>> START

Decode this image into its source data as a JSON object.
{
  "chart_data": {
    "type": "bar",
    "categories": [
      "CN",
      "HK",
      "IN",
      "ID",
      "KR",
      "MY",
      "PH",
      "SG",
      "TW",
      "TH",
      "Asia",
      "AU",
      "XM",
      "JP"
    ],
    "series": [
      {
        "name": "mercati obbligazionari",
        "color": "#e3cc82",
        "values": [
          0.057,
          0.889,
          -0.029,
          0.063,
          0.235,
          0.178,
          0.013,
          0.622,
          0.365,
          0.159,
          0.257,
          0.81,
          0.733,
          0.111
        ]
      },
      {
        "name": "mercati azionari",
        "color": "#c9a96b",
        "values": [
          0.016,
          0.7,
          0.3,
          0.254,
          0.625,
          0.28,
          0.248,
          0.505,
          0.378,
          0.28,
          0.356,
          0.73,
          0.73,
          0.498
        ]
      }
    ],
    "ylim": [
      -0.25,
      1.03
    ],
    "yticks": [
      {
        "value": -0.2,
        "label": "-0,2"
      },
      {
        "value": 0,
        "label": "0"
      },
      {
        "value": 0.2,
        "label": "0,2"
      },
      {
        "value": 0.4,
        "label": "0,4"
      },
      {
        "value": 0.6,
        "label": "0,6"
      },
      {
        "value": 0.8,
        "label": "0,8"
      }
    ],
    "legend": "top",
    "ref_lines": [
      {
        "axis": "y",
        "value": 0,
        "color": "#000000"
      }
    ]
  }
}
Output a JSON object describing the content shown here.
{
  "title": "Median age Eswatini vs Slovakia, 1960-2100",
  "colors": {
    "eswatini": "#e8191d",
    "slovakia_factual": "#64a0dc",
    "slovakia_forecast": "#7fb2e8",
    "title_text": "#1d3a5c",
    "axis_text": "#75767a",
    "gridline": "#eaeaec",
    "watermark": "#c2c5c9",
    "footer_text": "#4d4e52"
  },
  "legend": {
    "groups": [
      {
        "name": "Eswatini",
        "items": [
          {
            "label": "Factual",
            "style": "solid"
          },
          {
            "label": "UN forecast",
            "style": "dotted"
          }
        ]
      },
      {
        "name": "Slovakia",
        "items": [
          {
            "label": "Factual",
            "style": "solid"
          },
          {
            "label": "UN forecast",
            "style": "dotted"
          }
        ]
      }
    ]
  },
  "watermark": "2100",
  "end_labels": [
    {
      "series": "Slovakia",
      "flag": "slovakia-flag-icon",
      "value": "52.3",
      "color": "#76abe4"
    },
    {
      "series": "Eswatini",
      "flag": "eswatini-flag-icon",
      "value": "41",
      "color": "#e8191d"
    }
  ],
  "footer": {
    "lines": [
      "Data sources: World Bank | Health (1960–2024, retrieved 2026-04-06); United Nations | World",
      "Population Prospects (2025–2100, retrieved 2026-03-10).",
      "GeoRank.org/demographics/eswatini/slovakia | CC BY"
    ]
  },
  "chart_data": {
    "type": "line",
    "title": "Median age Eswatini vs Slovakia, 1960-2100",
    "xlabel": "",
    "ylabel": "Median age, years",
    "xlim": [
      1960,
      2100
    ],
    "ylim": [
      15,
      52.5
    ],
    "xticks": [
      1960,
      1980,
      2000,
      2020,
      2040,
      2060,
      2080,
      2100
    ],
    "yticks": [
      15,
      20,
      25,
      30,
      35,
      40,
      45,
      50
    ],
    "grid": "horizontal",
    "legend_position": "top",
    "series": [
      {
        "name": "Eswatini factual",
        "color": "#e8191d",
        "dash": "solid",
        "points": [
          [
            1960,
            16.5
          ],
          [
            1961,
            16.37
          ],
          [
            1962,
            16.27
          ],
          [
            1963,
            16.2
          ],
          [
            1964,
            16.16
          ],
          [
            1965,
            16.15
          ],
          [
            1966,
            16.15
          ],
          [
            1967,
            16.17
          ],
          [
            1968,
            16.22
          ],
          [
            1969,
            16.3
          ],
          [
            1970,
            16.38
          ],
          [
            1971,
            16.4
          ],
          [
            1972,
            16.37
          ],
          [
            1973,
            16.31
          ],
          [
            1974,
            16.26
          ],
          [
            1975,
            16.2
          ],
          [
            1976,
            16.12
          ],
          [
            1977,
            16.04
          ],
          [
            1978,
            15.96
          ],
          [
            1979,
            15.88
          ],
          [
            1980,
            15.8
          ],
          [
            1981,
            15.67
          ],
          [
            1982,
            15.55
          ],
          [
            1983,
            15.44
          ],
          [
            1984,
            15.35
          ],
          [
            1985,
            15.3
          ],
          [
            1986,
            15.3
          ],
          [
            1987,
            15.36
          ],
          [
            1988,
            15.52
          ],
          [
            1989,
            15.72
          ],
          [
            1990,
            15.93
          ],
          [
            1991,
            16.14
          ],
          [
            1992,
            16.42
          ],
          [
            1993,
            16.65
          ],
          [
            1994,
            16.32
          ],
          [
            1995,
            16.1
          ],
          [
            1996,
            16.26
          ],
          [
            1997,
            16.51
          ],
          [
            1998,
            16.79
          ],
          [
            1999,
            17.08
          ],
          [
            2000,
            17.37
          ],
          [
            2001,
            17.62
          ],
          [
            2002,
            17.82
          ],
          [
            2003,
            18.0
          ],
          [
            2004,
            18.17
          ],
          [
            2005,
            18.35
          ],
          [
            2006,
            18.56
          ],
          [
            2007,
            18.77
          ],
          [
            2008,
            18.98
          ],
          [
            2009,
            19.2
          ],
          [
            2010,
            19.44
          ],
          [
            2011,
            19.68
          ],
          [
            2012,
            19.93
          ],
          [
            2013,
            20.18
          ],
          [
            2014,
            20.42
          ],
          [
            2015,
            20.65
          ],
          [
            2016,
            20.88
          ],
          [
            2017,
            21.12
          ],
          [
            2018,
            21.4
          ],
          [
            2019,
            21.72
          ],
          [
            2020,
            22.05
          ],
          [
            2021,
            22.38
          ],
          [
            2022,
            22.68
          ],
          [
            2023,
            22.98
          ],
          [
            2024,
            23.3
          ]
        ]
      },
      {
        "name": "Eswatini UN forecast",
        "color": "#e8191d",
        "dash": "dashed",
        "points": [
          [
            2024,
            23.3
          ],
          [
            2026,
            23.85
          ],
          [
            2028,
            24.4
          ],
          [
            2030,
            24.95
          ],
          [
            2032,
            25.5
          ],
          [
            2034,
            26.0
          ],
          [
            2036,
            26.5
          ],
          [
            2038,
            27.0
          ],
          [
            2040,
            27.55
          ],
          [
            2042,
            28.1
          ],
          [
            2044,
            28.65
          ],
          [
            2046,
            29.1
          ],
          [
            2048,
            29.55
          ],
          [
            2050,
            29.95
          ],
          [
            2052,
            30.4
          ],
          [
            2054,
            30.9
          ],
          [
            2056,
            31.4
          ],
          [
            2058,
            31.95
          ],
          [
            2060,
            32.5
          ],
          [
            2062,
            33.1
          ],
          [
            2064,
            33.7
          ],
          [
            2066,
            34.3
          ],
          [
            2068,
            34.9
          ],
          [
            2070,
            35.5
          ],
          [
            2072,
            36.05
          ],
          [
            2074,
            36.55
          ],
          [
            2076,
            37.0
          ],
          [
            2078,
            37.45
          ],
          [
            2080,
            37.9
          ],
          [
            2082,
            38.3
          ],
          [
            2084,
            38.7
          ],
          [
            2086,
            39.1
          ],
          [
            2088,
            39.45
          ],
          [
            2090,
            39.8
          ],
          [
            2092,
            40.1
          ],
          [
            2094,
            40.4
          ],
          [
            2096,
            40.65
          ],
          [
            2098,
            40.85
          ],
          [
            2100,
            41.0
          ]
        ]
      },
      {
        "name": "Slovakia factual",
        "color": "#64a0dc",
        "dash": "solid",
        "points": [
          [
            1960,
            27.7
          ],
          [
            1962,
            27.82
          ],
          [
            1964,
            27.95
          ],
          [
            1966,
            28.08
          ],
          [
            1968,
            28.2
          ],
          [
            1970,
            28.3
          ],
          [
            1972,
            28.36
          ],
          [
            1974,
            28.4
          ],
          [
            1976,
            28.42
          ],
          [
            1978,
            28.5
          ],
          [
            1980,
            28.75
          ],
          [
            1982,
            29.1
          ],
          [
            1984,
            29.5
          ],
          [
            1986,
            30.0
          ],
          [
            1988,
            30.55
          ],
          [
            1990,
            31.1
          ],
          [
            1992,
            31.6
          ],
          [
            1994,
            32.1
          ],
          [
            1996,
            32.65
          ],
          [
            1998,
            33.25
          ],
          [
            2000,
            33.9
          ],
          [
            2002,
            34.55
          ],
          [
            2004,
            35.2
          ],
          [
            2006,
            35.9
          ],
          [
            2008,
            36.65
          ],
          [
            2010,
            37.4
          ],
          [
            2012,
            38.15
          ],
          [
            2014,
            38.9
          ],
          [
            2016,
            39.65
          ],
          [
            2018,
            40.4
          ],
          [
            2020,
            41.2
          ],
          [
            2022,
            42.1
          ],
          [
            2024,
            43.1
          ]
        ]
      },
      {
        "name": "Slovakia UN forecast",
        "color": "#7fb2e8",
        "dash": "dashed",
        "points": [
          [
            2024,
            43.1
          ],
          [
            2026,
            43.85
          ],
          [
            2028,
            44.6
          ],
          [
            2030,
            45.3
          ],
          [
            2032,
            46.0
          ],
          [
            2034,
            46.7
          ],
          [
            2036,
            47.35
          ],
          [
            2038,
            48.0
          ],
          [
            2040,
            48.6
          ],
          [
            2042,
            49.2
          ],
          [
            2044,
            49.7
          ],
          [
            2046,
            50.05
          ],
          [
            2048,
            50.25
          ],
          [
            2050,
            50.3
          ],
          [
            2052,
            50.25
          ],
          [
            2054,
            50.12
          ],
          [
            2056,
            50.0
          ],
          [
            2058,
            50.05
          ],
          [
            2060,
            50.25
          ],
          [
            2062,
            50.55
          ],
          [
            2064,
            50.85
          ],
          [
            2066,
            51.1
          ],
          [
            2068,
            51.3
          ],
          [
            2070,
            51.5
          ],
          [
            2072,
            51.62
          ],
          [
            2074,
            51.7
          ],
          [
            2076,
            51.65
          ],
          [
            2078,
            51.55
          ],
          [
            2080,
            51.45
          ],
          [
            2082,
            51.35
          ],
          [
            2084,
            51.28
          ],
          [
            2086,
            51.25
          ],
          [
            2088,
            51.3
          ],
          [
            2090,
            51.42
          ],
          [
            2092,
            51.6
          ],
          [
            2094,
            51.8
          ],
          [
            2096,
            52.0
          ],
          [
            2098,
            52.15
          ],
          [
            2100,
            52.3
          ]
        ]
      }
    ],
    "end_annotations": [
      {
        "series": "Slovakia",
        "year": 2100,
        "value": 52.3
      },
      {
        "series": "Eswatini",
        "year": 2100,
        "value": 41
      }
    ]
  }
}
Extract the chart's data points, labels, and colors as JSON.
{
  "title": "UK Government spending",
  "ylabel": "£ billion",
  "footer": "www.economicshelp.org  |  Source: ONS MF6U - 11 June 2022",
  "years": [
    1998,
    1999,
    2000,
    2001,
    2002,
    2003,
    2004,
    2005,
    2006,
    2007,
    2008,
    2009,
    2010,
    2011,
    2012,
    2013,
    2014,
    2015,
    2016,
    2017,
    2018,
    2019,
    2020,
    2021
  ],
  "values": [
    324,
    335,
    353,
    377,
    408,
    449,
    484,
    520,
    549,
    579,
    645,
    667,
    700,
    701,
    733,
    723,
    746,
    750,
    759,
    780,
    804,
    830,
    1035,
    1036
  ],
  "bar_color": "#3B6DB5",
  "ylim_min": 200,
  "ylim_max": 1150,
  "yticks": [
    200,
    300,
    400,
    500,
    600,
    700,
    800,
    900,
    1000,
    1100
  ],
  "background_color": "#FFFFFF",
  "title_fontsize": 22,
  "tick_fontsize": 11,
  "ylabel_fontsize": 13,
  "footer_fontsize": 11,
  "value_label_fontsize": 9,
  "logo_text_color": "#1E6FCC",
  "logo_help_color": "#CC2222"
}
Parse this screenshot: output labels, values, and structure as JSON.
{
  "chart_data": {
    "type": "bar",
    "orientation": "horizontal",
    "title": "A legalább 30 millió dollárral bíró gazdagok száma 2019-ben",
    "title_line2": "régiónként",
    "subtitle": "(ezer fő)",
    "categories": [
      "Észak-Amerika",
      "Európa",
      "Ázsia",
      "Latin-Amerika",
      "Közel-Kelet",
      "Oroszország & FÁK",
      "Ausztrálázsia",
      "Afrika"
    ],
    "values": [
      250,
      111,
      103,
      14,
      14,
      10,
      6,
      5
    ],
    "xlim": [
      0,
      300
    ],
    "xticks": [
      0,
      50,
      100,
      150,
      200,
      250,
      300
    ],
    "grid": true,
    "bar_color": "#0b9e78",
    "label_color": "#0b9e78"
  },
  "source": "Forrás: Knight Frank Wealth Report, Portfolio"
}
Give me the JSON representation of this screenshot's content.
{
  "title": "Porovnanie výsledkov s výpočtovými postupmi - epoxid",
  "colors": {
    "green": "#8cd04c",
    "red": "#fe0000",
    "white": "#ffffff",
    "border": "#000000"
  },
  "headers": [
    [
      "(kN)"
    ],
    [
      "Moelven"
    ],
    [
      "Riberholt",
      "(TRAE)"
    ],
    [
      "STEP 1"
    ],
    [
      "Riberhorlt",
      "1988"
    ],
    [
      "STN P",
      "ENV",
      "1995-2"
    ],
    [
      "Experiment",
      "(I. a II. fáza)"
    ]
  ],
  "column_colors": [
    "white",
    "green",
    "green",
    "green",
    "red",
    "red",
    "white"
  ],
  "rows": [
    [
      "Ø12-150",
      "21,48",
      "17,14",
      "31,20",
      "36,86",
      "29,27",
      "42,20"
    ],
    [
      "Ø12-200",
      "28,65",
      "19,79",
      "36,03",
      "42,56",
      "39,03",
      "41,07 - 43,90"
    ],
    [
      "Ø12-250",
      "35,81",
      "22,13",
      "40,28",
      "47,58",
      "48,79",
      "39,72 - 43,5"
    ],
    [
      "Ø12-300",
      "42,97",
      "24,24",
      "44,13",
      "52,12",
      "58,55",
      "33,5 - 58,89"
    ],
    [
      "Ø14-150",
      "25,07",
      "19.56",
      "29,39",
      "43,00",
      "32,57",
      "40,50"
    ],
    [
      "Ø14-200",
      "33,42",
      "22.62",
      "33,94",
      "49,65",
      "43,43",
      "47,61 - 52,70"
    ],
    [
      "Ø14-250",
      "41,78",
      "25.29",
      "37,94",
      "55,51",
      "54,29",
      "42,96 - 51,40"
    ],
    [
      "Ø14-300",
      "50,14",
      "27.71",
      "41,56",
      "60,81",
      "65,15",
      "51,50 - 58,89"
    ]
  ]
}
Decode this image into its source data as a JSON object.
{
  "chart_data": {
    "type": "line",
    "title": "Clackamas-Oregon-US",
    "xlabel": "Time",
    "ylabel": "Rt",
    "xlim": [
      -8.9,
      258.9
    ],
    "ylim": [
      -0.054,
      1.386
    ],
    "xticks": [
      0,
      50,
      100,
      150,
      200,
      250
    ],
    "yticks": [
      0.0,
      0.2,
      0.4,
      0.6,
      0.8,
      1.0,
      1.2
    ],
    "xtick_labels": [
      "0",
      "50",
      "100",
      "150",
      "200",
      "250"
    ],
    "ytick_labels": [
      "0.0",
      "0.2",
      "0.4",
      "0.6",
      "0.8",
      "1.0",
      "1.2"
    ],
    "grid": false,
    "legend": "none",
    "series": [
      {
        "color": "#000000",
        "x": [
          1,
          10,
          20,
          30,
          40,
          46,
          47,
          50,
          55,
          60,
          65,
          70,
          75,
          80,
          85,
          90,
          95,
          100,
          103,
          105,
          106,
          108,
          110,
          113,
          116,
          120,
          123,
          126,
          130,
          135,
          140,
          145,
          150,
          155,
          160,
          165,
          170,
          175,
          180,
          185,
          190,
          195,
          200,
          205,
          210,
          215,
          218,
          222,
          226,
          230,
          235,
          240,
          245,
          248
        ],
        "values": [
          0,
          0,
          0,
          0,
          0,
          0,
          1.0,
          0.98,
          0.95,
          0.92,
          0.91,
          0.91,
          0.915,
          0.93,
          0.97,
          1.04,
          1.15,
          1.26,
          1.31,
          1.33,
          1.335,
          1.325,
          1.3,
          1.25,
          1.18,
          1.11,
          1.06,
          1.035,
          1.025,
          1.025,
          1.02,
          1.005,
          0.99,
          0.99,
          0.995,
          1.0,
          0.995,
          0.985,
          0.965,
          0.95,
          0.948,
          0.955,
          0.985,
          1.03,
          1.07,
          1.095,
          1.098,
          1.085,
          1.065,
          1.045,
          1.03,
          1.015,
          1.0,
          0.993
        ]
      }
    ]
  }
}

>> END

Instruction – Scan the material for lines with the word "mercati", and copy each line you find.

Solution for this task –
        "name": "mercati obbligazionari",
        "name": "mercati azionari",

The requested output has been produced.